>> Begin DATA EXCERPTS
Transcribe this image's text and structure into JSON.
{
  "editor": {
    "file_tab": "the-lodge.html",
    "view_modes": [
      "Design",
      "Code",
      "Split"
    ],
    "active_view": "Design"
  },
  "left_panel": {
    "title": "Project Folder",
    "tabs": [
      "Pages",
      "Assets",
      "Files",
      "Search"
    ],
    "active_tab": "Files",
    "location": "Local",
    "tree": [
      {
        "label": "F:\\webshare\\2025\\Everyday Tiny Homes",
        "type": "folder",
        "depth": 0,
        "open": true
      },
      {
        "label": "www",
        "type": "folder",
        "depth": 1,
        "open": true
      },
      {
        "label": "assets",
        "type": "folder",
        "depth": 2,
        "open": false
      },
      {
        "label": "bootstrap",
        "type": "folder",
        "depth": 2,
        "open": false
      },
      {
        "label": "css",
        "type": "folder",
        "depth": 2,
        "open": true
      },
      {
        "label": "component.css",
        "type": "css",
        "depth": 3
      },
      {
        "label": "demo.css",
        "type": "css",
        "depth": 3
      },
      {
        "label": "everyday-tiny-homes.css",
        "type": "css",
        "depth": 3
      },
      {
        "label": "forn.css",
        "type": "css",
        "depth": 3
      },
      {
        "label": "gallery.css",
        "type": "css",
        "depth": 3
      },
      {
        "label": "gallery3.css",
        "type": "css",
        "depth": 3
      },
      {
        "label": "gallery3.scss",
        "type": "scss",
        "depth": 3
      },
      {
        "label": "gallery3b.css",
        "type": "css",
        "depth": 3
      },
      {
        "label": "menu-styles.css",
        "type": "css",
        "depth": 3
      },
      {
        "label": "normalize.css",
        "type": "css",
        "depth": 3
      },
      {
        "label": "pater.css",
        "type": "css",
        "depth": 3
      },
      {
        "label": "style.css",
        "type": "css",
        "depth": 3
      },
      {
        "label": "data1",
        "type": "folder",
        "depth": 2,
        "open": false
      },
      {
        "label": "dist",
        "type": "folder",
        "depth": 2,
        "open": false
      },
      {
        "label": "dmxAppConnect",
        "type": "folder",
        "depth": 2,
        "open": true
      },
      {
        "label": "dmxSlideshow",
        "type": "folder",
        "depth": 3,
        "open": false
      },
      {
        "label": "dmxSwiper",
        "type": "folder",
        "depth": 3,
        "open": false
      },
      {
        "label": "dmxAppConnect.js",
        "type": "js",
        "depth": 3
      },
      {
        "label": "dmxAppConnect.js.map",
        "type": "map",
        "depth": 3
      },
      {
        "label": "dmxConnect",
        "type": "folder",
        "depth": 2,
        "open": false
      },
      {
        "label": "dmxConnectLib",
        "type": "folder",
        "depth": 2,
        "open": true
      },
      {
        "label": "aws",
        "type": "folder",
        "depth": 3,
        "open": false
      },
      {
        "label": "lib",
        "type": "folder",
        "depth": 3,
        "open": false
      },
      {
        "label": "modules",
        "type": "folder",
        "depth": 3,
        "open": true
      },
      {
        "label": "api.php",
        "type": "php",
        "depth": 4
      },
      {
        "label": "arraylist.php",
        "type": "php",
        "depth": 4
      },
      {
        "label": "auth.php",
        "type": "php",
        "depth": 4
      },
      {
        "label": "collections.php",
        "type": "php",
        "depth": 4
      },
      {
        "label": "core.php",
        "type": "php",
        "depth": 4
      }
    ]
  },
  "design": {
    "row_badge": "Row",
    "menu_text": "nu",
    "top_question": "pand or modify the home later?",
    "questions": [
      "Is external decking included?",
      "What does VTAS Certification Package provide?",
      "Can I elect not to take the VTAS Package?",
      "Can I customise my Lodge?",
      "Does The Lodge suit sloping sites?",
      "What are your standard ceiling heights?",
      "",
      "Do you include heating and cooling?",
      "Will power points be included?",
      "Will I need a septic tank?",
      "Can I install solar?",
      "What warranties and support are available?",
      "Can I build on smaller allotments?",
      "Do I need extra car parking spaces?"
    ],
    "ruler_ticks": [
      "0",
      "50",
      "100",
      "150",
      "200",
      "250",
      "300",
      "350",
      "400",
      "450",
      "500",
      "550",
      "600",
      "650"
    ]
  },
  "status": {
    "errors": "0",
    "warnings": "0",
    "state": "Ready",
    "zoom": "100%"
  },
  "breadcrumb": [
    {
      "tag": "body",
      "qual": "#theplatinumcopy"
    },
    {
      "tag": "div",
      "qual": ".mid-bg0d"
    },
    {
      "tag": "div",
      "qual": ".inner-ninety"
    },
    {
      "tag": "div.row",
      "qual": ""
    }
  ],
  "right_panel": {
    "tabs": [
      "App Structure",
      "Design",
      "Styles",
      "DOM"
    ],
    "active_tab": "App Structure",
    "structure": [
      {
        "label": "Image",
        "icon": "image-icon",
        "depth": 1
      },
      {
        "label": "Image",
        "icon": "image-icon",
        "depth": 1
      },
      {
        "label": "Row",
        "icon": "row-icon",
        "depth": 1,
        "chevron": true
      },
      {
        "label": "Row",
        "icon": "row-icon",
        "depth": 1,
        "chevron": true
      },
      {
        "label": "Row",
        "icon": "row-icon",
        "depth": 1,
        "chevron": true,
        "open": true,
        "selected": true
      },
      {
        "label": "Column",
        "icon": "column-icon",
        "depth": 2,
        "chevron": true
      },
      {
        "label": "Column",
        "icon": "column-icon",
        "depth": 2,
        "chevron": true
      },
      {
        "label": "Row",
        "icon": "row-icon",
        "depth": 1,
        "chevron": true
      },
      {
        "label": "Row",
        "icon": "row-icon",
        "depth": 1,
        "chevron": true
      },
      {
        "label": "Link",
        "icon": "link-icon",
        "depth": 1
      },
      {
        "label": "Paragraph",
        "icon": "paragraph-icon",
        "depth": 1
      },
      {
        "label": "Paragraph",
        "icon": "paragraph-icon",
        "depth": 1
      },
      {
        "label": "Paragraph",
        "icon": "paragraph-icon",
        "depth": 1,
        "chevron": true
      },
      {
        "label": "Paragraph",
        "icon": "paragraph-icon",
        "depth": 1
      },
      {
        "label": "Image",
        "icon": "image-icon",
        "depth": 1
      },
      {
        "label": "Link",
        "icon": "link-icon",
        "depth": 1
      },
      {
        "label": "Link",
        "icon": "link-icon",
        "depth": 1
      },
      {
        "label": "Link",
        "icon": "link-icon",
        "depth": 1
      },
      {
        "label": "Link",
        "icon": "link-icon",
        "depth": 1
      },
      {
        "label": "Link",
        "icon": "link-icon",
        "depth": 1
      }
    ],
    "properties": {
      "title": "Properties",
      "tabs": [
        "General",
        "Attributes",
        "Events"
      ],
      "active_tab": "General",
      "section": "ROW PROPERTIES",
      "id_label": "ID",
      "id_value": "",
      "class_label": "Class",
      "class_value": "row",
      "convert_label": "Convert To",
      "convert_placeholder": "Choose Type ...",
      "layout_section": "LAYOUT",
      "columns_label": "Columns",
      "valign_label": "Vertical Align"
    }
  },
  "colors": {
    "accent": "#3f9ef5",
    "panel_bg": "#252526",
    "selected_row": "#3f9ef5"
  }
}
>> End DATA EXCERPTS
GOAL:
Take the data above and return it exactly.

COMPLETED TASK:
Transcribe this image's text and structure into JSON.
{
  "editor": {
    "file_tab": "the-lodge.html",
    "view_modes": [
      "Design",
      "Code",
      "Split"
    ],
    "active_view": "Design"
  },
  "left_panel": {
    "title": "Project Folder",
    "tabs": [
      "Pages",
      "Assets",
      "Files",
      "Search"
    ],
    "active_tab": "Files",
    "location": "Local",
    "tree": [
      {
        "label": "F:\\webshare\\2025\\Everyday Tiny Homes",
        "type": "folder",
        "depth": 0,
        "open": true
      },
      {
        "label": "www",
        "type": "folder",
        "depth": 1,
        "open": true
      },
      {
        "label": "assets",
        "type": "folder",
        "depth": 2,
        "open": false
      },
      {
        "label": "bootstrap",
        "type": "folder",
        "depth": 2,
        "open": false
      },
      {
        "label": "css",
        "type": "folder",
        "depth": 2,
        "open": true
      },
      {
        "label": "component.css",
        "type": "css",
        "depth": 3
      },
      {
        "label": "demo.css",
        "type": "css",
        "depth": 3
      },
      {
        "label": "everyday-tiny-homes.css",
        "type": "css",
        "depth": 3
      },
      {
        "label": "forn.css",
        "type": "css",
        "depth": 3
      },
      {
        "label": "gallery.css",
        "type": "css",
        "depth": 3
      },
      {
        "label": "gallery3.css",
        "type": "css",
        "depth": 3
      },
      {
        "label": "gallery3.scss",
        "type": "scss",
        "depth": 3
      },
      {
        "label": "gallery3b.css",
        "type": "css",
        "depth": 3
      },
      {
        "label": "menu-styles.css",
        "type": "css",
        "depth": 3
      },
      {
        "label": "normalize.css",
        "type": "css",
        "depth": 3
      },
      {
        "label": "pater.css",
        "type": "css",
        "depth": 3
      },
      {
        "label": "style.css",
        "type": "css",
        "depth": 3
      },
      {
        "label": "data1",
        "type": "folder",
        "depth": 2,
        "open": false
      },
      {
        "label": "dist",
        "type": "folder",
        "depth": 2,
        "open": false
      },
      {
        "label": "dmxAppConnect",
        "type": "folder",
        "depth": 2,
        "open": true
      },
      {
        "label": "dmxSlideshow",
        "type": "folder",
        "depth": 3,
        "open": false
      },
      {
        "label": "dmxSwiper",
        "type": "folder",
        "depth": 3,
        "open": false
      },
      {
        "label": "dmxAppConnect.js",
        "type": "js",
        "depth": 3
      },
      {
        "label": "dmxAppConnect.js.map",
        "type": "map",
        "depth": 3
      },
      {
        "label": "dmxConnect",
        "type": "folder",
        "depth": 2,
        "open": false
      },
      {
        "label": "dmxConnectLib",
        "type": "folder",
        "depth": 2,
        "open": true
      },
      {
        "label": "aws",
        "type": "folder",
        "depth": 3,
        "open": false
      },
      {
        "label": "lib",
        "type": "folder",
        "depth": 3,
        "open": false
      },
      {
        "label": "modules",
        "type": "folder",
        "depth": 3,
        "open": true
      },
      {
        "label": "api.php",
        "type": "php",
        "depth": 4
      },
      {
        "label": "arraylist.php",
        "type": "php",
        "depth": 4
      },
      {
        "label": "auth.php",
        "type": "php",
        "depth": 4
      },
      {
        "label": "collections.php",
        "type": "php",
        "depth": 4
      },
      {
        "label": "core.php",
        "type": "php",
        "depth": 4
      }
    ]
  },
  "design": {
    "row_badge": "Row",
    "menu_text": "nu",
    "top_question": "pand or modify the home later?",
    "questions": [
      "Is external decking included?",
      "What does VTAS Certification Package provide?",
      "Can I elect not to take the VTAS Package?",
      "Can I customise my Lodge?",
      "Does The Lodge suit sloping sites?",
      "What are your standard ceiling heights?",
      "",
      "Do you include heating and cooling?",
      "Will power points be included?",
      "Will I need a septic tank?",
      "Can I install solar?",
      "What warranties and support are available?",
      "Can I build on smaller allotments?",
      "Do I need extra car parking spaces?"
    ],
    "ruler_ticks": [
      "0",
      "50",
      "100",
      "150",
      "200",
      "250",
      "300",
      "350",
      "400",
      "450",
      "500",
      "550",
      "600",
      "650"
    ]
  },
  "status": {
    "errors": "0",
    "warnings": "0",
    "state": "Ready",
    "zoom": "100%"
  },
  "breadcrumb": [
    {
      "tag": "body",
      "qual": "#theplatinumcopy"
    },
    {
      "tag": "div",
      "qual": ".mid-bg0d"
    },
    {
      "tag": "div",
      "qual": ".inner-ninety"
    },
    {
      "tag": "div.row",
      "qual": ""
    }
  ],
  "right_panel": {
    "tabs": [
      "App Structure",
      "Design",
      "Styles",
      "DOM"
    ],
    "active_tab": "App Structure",
    "structure": [
      {
        "label": "Image",
        "icon": "image-icon",
        "depth": 1
      },
      {
        "label": "Image",
        "icon": "image-icon",
        "depth": 1
      },
      {
        "label": "Row",
        "icon": "row-icon",
        "depth": 1,
        "chevron": true
      },
      {
        "label": "Row",
        "icon": "row-icon",
        "depth": 1,
        "chevron": true
      },
      {
        "label": "Row",
        "icon": "row-icon",
        "depth": 1,
        "chevron": true,
        "open": true,
        "selected": true
      },
      {
        "label": "Column",
        "icon": "column-icon",
        "depth": 2,
        "chevron": true
      },
      {
        "label": "Column",
        "icon": "column-icon",
        "depth": 2,
        "chevron": true
      },
      {
        "label": "Row",
        "icon": "row-icon",
        "depth": 1,
        "chevron": true
      },
      {
        "label": "Row",
        "icon": "row-icon",
        "depth": 1,
        "chevron": true
      },
      {
        "label": "Link",
        "icon": "link-icon",
        "depth": 1
      },
      {
        "label": "Paragraph",
        "icon": "paragraph-icon",
        "depth": 1
      },
      {
        "label": "Paragraph",
        "icon": "paragraph-icon",
        "depth": 1
      },
      {
        "label": "Paragraph",
        "icon": "paragraph-icon",
        "depth": 1,
        "chevron": true
      },
      {
        "label": "Paragraph",
        "icon": "paragraph-icon",
        "depth": 1
      },
      {
        "label": "Image",
        "icon": "image-icon",
        "depth": 1
      },
      {
        "label": "Link",
        "icon": "link-icon",
        "depth": 1
      },
      {
        "label": "Link",
        "icon": "link-icon",
        "depth": 1
      },
      {
        "label": "Link",
        "icon": "link-icon",
        "depth": 1
      },
      {
        "label": "Link",
        "icon": "link-icon",
        "depth": 1
      },
      {
        "label": "Link",
        "icon": "link-icon",
        "depth": 1
      }
    ],
    "properties": {
      "title": "Properties",
      "tabs": [
        "General",
        "Attributes",
        "Events"
      ],
      "active_tab": "General",
      "section": "ROW PROPERTIES",
      "id_label": "ID",
      "id_value": "",
      "class_label": "Class",
      "class_value": "row",
      "convert_label": "Convert To",
      "convert_placeholder": "Choose Type ...",
      "layout_section": "LAYOUT",
      "columns_label": "Columns",
      "valign_label": "Vertical Align"
    }
  },
  "colors": {
    "accent": "#3f9ef5",
    "panel_bg": "#252526",
    "selected_row": "#3f9ef5"
  }
}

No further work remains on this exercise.